Tally the lines in these records that hold the string "title", and reply with the number alone.

================================

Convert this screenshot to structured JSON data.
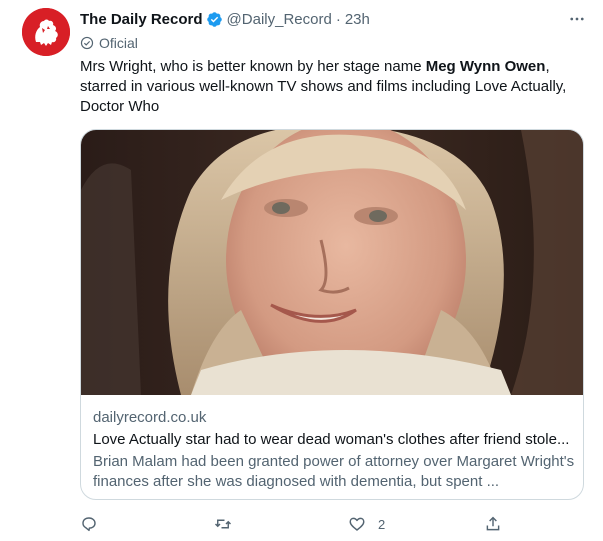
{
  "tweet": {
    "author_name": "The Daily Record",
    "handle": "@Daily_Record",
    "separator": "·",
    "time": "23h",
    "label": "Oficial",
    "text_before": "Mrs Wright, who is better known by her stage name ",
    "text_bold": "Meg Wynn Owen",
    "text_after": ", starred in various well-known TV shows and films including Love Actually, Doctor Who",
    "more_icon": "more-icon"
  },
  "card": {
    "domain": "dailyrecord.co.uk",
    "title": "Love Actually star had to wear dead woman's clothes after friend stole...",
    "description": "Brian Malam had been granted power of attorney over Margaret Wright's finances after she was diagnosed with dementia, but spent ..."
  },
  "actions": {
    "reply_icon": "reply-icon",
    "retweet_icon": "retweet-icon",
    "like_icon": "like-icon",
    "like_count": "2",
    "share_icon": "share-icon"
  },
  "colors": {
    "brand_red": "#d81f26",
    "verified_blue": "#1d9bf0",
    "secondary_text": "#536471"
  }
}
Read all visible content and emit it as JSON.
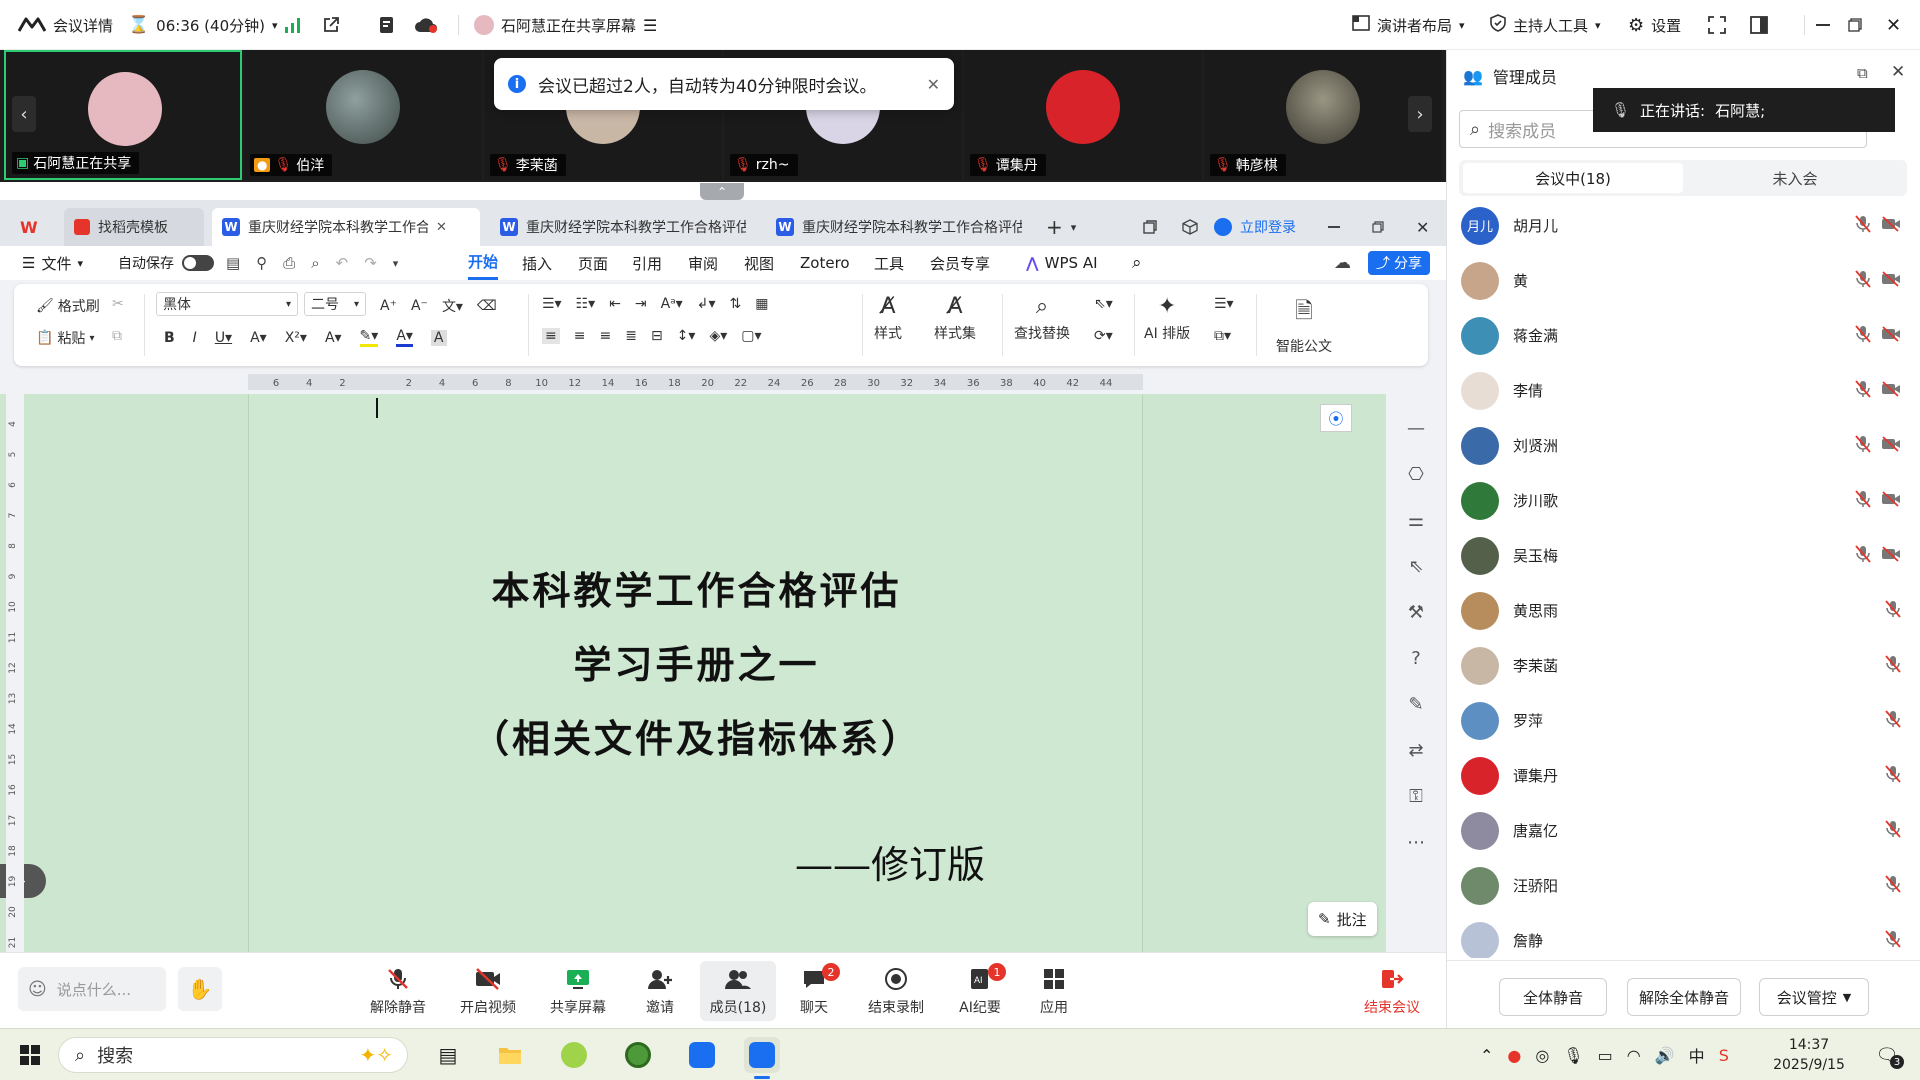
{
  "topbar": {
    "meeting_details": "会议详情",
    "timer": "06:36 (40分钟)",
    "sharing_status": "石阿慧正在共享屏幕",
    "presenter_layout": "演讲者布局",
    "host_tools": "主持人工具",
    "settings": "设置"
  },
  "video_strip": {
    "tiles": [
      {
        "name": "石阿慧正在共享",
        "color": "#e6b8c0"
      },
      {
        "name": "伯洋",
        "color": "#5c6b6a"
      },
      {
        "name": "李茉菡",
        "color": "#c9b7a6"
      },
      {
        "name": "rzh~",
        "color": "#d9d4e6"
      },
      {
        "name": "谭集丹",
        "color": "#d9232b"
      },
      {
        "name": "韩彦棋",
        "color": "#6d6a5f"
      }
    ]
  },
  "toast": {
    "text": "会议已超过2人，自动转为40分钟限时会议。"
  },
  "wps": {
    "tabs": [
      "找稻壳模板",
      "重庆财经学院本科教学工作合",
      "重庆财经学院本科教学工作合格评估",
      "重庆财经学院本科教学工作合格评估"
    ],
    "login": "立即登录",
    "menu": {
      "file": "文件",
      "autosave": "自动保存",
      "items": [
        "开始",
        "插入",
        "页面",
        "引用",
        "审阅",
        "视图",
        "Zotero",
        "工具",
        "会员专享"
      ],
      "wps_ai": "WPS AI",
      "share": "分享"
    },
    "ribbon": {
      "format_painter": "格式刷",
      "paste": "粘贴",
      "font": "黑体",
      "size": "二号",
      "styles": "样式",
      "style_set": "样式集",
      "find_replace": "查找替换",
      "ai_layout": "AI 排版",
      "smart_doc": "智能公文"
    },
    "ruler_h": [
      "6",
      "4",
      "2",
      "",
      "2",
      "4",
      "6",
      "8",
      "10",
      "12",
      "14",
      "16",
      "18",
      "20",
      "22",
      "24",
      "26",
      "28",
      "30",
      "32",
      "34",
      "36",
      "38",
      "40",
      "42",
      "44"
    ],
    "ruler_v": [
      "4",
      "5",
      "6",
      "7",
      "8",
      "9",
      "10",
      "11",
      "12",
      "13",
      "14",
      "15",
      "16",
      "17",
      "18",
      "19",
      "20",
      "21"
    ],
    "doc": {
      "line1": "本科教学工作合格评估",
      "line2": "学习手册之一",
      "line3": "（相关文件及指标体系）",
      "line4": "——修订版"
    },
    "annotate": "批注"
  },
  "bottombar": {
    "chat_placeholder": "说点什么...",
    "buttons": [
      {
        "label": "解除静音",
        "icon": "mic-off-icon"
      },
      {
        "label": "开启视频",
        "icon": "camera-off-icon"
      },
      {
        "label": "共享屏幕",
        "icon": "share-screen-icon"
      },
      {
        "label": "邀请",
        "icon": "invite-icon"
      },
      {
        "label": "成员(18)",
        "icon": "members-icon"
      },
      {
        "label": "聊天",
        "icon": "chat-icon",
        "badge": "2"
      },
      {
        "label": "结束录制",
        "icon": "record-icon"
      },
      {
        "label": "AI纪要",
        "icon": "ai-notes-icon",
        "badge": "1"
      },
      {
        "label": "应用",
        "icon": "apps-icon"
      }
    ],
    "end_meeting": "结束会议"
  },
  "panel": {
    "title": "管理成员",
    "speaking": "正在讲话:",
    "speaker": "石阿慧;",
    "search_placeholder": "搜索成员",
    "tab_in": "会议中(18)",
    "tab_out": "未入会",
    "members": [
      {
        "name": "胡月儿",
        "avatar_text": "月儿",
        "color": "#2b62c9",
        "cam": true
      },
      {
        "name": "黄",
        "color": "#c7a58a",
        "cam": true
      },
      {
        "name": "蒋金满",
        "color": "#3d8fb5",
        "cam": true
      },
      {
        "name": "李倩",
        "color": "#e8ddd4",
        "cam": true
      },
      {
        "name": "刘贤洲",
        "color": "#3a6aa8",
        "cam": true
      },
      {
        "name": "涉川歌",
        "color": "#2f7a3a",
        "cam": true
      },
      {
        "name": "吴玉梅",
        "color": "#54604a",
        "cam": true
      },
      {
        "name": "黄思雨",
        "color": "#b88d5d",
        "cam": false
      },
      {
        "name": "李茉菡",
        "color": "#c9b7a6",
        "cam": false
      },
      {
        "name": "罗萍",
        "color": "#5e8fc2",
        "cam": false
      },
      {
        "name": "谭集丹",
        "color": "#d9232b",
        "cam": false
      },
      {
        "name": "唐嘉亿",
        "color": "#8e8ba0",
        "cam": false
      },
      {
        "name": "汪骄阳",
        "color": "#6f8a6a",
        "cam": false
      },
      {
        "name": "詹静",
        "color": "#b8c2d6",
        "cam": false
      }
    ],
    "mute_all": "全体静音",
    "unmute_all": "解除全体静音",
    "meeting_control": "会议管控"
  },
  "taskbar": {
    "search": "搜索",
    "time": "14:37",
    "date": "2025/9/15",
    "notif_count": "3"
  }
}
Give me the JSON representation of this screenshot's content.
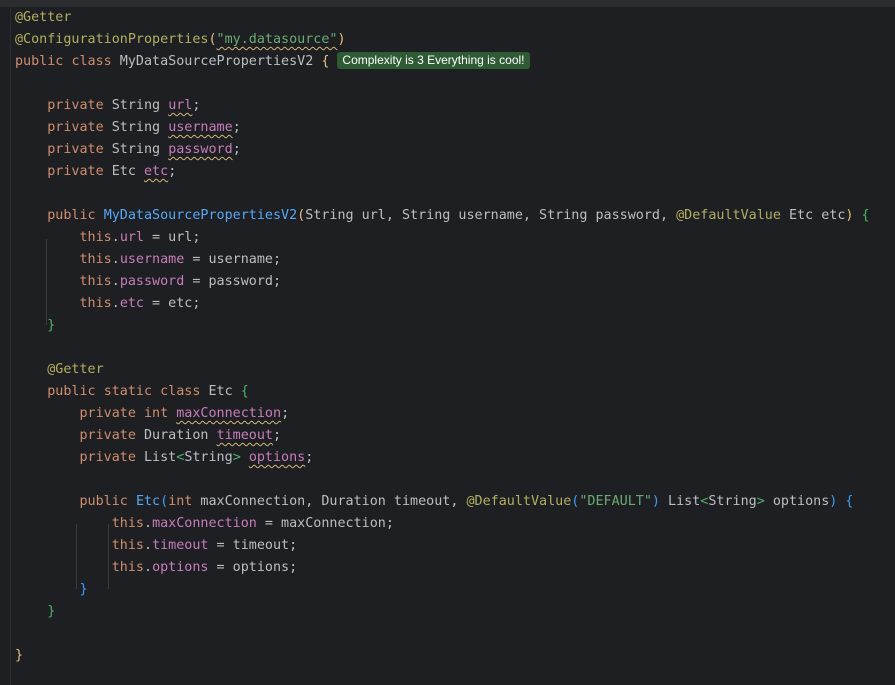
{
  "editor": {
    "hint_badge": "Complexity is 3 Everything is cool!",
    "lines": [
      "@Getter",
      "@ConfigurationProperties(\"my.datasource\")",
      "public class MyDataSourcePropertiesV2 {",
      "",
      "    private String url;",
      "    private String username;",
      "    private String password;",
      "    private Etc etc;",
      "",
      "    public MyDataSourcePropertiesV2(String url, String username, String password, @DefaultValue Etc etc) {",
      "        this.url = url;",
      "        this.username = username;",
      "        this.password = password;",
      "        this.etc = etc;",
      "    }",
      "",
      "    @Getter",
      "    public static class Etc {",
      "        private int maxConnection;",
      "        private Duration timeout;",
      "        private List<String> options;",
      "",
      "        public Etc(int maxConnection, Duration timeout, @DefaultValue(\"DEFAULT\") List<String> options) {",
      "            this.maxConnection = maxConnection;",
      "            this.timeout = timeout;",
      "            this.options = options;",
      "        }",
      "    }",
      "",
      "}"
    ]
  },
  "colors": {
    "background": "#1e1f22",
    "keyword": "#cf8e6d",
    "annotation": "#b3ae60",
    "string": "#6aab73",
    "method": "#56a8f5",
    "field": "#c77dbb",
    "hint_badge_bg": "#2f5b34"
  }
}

================================

* Finished task:
2